== Provided records ==
<<<<

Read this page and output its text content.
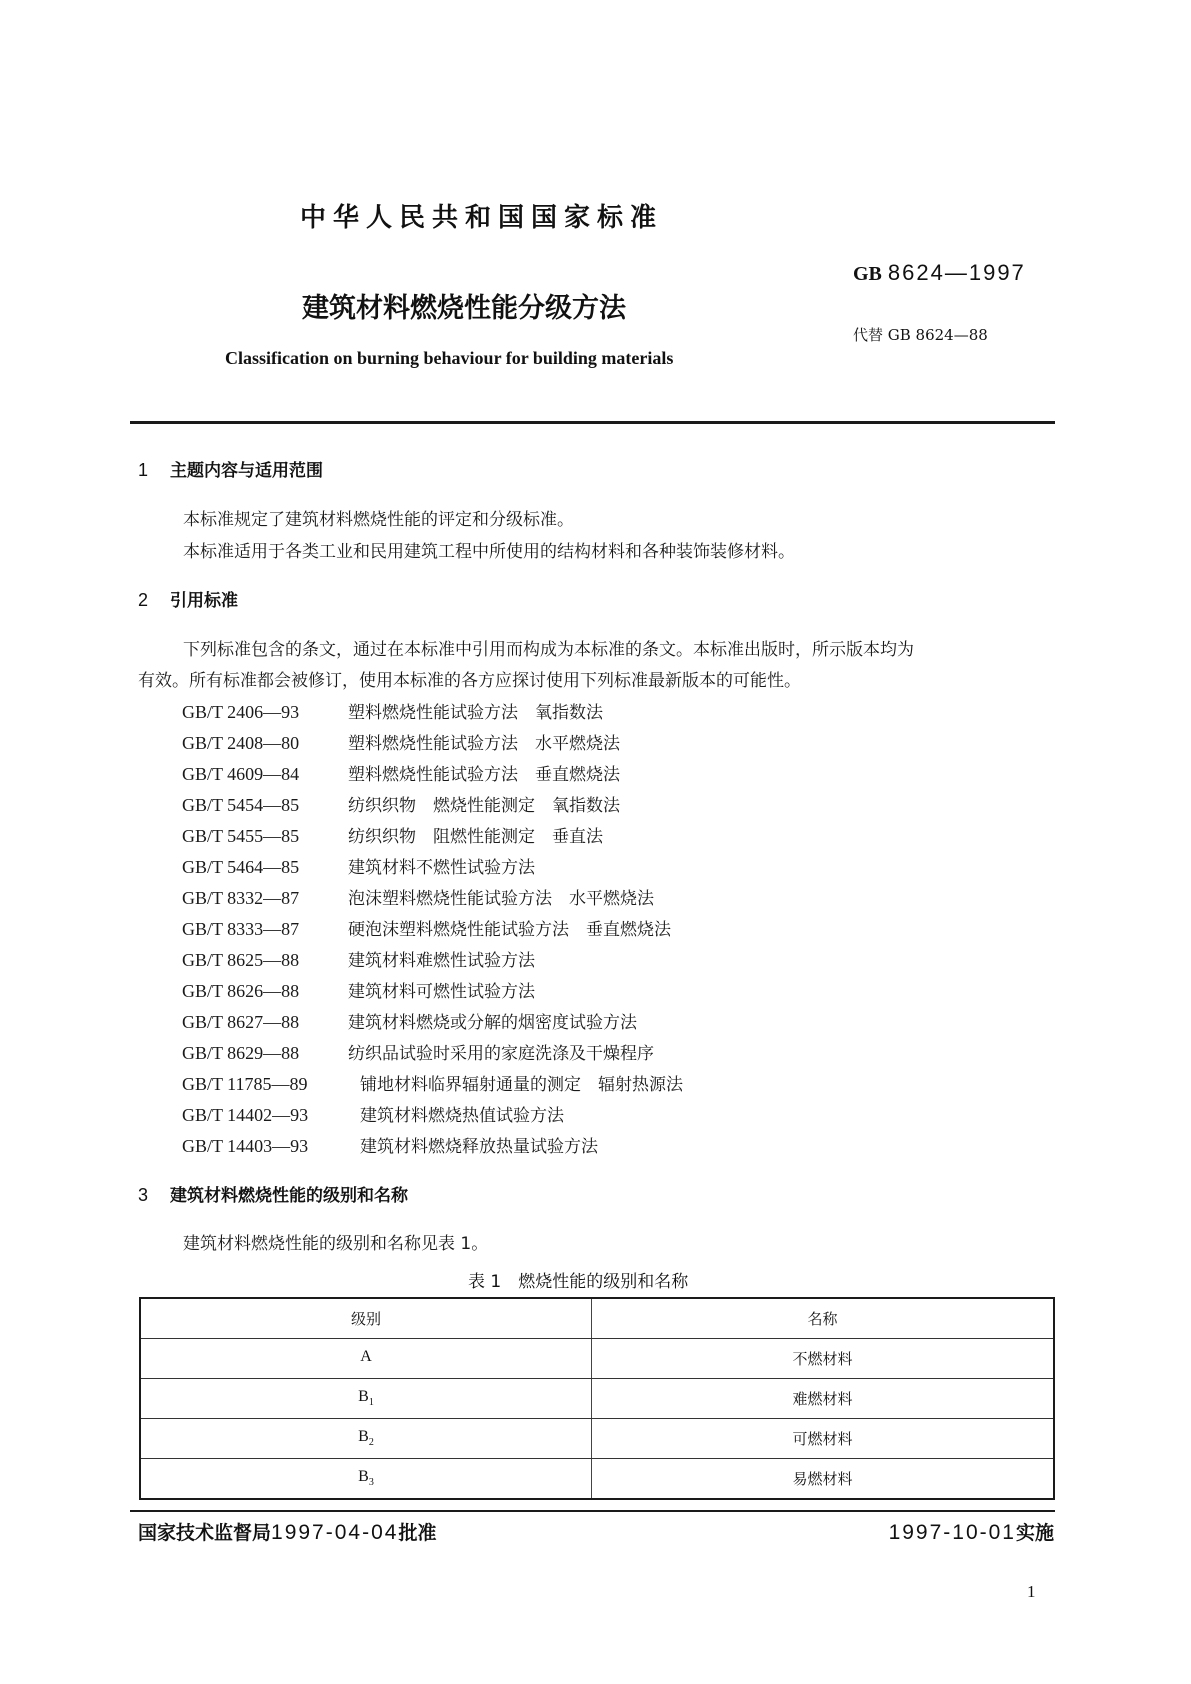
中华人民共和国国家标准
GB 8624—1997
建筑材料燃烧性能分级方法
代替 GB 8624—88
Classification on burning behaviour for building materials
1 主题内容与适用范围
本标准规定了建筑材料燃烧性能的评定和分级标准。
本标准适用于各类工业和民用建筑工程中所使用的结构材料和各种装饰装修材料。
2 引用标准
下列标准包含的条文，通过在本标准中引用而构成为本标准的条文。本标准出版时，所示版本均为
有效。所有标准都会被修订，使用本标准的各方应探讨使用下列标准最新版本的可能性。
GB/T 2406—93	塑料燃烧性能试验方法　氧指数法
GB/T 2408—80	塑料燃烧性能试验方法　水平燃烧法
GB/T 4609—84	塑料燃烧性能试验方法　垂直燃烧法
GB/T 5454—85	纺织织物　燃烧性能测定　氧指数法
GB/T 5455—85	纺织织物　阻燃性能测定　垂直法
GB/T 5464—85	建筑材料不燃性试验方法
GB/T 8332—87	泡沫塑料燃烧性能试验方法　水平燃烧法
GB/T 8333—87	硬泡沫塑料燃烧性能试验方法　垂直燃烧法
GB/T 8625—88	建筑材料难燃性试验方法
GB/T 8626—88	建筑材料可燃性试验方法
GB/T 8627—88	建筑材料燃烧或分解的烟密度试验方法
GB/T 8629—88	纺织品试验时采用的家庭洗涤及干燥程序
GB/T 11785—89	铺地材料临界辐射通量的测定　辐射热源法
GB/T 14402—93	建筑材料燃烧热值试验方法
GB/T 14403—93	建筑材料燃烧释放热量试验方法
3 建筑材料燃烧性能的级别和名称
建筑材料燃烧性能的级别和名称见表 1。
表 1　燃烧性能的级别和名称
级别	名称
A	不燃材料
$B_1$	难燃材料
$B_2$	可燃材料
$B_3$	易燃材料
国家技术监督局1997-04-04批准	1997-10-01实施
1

>>>>

== Set problem ==
Every line above should be returned exactly; the pictures stay out.

== Written solution ==
Read this page and output its text content.
中华人民共和国国家标准
GB 8624—1997
建筑材料燃烧性能分级方法
代替 GB 8624—88
Classification on burning behaviour for building materials
1 主题内容与适用范围
本标准规定了建筑材料燃烧性能的评定和分级标准。
本标准适用于各类工业和民用建筑工程中所使用的结构材料和各种装饰装修材料。
2 引用标准
下列标准包含的条文，通过在本标准中引用而构成为本标准的条文。本标准出版时，所示版本均为
有效。所有标准都会被修订，使用本标准的各方应探讨使用下列标准最新版本的可能性。
GB/T 2406—93	塑料燃烧性能试验方法　氧指数法
GB/T 2408—80	塑料燃烧性能试验方法　水平燃烧法
GB/T 4609—84	塑料燃烧性能试验方法　垂直燃烧法
GB/T 5454—85	纺织织物　燃烧性能测定　氧指数法
GB/T 5455—85	纺织织物　阻燃性能测定　垂直法
GB/T 5464—85	建筑材料不燃性试验方法
GB/T 8332—87	泡沫塑料燃烧性能试验方法　水平燃烧法
GB/T 8333—87	硬泡沫塑料燃烧性能试验方法　垂直燃烧法
GB/T 8625—88	建筑材料难燃性试验方法
GB/T 8626—88	建筑材料可燃性试验方法
GB/T 8627—88	建筑材料燃烧或分解的烟密度试验方法
GB/T 8629—88	纺织品试验时采用的家庭洗涤及干燥程序
GB/T 11785—89	铺地材料临界辐射通量的测定　辐射热源法
GB/T 14402—93	建筑材料燃烧热值试验方法
GB/T 14403—93	建筑材料燃烧释放热量试验方法
3 建筑材料燃烧性能的级别和名称
建筑材料燃烧性能的级别和名称见表 1。
表 1　燃烧性能的级别和名称
级别	名称
A	不燃材料
$B_1$	难燃材料
$B_2$	可燃材料
$B_3$	易燃材料
国家技术监督局1997-04-04批准	1997-10-01实施
1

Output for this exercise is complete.